*WORK REQUIRED*. The data must be written out once more, precisely as given.

+++ DATA FOR THE TASK +++

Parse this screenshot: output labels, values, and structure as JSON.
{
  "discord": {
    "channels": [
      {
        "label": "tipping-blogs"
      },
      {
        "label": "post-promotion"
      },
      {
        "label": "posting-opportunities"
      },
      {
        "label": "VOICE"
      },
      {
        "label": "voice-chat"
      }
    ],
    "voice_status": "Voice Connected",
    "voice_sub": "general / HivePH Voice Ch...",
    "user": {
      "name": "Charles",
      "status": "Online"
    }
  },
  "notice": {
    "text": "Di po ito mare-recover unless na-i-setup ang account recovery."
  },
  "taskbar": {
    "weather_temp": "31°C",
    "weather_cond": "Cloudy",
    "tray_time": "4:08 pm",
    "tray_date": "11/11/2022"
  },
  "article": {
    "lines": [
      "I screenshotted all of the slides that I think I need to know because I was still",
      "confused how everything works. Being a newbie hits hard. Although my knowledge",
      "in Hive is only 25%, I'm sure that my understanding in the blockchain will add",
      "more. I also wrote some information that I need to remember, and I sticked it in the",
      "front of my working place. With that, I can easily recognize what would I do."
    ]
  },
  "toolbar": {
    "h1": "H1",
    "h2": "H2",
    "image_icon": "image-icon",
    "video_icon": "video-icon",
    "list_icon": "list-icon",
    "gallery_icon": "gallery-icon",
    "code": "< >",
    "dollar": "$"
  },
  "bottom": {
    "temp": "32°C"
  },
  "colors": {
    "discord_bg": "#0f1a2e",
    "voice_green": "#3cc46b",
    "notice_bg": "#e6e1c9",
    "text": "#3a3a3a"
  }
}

+++

*SOLUTION*.
Parse this screenshot: output labels, values, and structure as JSON.
{
  "discord": {
    "channels": [
      {
        "label": "tipping-blogs"
      },
      {
        "label": "post-promotion"
      },
      {
        "label": "posting-opportunities"
      },
      {
        "label": "VOICE"
      },
      {
        "label": "voice-chat"
      }
    ],
    "voice_status": "Voice Connected",
    "voice_sub": "general / HivePH Voice Ch...",
    "user": {
      "name": "Charles",
      "status": "Online"
    }
  },
  "notice": {
    "text": "Di po ito mare-recover unless na-i-setup ang account recovery."
  },
  "taskbar": {
    "weather_temp": "31°C",
    "weather_cond": "Cloudy",
    "tray_time": "4:08 pm",
    "tray_date": "11/11/2022"
  },
  "article": {
    "lines": [
      "I screenshotted all of the slides that I think I need to know because I was still",
      "confused how everything works. Being a newbie hits hard. Although my knowledge",
      "in Hive is only 25%, I'm sure that my understanding in the blockchain will add",
      "more. I also wrote some information that I need to remember, and I sticked it in the",
      "front of my working place. With that, I can easily recognize what would I do."
    ]
  },
  "toolbar": {
    "h1": "H1",
    "h2": "H2",
    "image_icon": "image-icon",
    "video_icon": "video-icon",
    "list_icon": "list-icon",
    "gallery_icon": "gallery-icon",
    "code": "< >",
    "dollar": "$"
  },
  "bottom": {
    "temp": "32°C"
  },
  "colors": {
    "discord_bg": "#0f1a2e",
    "voice_green": "#3cc46b",
    "notice_bg": "#e6e1c9",
    "text": "#3a3a3a"
  }
}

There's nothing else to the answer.